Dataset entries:

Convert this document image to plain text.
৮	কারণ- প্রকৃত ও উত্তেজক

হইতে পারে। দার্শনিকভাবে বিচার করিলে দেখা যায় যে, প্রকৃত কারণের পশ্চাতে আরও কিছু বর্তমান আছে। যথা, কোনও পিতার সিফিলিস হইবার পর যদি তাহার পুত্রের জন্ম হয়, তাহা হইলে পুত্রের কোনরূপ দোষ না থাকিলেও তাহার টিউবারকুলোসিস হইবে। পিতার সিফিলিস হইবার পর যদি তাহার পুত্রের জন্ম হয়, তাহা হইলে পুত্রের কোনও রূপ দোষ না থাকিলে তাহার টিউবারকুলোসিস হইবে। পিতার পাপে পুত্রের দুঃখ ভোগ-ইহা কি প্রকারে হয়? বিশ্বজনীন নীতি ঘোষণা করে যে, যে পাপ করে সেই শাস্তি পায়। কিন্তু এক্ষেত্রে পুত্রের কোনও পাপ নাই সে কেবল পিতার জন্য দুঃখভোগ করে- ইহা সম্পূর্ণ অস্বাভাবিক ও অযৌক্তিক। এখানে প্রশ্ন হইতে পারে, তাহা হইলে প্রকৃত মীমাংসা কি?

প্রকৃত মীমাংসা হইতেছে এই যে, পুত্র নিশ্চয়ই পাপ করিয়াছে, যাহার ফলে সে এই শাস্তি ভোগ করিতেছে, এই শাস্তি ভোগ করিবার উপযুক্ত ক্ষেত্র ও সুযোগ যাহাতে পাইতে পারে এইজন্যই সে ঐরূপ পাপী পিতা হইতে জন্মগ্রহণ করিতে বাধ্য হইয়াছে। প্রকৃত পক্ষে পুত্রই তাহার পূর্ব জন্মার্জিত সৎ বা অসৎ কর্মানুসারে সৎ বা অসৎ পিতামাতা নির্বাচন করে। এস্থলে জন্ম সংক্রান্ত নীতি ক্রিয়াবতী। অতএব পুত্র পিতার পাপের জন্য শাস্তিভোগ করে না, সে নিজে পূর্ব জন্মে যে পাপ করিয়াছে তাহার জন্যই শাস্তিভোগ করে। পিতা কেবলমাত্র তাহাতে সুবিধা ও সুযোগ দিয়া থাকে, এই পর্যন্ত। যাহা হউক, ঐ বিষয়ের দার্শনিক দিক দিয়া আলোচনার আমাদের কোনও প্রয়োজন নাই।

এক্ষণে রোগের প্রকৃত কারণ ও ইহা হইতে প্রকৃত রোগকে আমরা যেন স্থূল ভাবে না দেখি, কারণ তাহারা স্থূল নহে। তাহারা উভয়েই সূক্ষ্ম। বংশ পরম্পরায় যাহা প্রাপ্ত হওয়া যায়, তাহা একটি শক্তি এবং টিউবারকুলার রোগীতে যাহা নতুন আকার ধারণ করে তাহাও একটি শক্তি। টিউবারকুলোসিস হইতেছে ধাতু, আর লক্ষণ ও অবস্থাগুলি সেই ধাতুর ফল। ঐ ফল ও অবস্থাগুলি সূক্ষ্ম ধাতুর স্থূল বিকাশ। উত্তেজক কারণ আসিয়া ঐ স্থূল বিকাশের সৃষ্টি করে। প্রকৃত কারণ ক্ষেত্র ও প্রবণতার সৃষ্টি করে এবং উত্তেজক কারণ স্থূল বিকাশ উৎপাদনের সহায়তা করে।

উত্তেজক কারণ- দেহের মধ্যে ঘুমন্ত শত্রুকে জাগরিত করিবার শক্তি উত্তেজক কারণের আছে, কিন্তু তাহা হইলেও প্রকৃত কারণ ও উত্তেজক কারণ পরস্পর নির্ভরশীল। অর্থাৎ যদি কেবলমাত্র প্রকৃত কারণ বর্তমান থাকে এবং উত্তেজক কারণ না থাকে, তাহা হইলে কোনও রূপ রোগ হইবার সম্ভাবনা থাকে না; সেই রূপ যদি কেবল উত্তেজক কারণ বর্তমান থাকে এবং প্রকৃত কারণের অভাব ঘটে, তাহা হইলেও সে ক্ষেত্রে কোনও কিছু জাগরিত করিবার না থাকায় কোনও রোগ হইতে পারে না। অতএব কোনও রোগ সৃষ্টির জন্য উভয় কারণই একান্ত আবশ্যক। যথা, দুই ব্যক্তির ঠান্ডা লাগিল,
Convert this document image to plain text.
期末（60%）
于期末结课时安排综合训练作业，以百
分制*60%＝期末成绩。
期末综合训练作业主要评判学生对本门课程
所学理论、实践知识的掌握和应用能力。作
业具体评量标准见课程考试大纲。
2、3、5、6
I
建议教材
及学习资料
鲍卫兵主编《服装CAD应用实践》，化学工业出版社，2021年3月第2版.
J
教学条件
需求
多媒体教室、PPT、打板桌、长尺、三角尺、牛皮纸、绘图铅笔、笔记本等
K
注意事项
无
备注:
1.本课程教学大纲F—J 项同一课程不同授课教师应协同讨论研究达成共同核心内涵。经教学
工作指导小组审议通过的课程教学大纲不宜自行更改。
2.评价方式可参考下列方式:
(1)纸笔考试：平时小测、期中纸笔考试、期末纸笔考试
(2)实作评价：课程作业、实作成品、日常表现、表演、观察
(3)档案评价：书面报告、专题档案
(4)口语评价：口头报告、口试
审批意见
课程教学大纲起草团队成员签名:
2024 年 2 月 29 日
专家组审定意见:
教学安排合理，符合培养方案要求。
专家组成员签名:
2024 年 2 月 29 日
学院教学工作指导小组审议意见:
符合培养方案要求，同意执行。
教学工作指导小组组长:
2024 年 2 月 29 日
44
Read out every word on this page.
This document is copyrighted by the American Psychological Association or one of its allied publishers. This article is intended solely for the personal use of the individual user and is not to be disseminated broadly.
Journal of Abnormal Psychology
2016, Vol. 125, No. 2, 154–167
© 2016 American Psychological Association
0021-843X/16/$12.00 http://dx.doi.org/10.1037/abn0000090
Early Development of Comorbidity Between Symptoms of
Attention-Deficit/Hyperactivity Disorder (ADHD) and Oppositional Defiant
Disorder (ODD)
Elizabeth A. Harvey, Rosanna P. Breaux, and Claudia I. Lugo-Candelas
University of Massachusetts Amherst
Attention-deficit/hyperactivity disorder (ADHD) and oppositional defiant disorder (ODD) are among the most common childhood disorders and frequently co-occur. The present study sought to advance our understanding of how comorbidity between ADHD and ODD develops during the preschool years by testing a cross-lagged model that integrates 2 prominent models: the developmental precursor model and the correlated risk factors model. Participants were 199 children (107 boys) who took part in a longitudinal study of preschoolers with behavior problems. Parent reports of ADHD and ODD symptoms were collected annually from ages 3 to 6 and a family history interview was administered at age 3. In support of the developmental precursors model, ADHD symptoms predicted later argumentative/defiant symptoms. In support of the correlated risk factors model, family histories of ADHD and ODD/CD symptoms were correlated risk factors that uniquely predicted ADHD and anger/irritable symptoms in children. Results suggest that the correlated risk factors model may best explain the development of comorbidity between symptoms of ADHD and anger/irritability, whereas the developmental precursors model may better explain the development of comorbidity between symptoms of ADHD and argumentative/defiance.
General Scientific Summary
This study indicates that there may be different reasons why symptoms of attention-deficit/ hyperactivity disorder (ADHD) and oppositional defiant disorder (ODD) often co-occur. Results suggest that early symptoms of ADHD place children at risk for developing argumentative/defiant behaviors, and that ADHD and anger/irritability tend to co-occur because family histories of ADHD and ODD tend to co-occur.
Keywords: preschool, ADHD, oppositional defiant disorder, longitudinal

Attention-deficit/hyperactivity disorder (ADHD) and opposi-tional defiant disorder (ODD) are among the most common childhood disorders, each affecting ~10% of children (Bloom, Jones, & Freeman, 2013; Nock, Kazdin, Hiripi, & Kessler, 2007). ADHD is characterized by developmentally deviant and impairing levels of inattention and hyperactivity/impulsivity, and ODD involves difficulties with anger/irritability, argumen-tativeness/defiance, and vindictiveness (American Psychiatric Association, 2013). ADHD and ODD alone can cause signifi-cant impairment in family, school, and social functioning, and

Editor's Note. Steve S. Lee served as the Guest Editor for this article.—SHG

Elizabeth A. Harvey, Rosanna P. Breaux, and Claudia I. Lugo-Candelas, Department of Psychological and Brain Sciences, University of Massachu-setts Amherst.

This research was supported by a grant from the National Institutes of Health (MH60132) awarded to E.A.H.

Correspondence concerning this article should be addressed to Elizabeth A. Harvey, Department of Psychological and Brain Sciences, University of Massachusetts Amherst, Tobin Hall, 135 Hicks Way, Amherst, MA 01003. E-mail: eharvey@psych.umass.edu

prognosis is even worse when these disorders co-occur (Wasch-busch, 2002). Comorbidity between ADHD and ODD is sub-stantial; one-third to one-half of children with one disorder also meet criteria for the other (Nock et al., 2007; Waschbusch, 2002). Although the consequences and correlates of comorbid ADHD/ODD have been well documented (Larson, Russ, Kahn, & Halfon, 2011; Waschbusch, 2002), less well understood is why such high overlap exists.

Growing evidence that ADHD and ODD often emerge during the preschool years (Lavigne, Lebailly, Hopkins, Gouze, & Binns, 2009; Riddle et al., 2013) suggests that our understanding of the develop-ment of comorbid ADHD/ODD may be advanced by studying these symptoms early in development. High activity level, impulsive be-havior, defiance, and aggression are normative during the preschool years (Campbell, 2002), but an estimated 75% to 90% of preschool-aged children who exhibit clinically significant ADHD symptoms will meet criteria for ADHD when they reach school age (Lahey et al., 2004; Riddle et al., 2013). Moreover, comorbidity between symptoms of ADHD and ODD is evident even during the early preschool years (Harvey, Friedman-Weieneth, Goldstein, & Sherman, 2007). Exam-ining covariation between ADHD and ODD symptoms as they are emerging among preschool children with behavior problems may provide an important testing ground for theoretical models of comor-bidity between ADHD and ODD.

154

◆ Objective: Reply with one number only: how many lines of the listing hold "Nock"?

◆ Output of the exercise: 2